* **To be done**
The exercise asks for every line of the data to be reproduced exactly.

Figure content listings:
— BEGIN —
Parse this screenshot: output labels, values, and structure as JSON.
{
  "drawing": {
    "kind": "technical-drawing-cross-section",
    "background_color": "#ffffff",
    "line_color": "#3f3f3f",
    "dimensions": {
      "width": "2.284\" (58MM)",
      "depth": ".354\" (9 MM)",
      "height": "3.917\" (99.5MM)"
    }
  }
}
— END —
* **Answer to this task**
Parse this screenshot: output labels, values, and structure as JSON.
{
  "drawing": {
    "kind": "technical-drawing-cross-section",
    "background_color": "#ffffff",
    "line_color": "#3f3f3f",
    "dimensions": {
      "width": "2.284\" (58MM)",
      "depth": ".354\" (9 MM)",
      "height": "3.917\" (99.5MM)"
    }
  }
}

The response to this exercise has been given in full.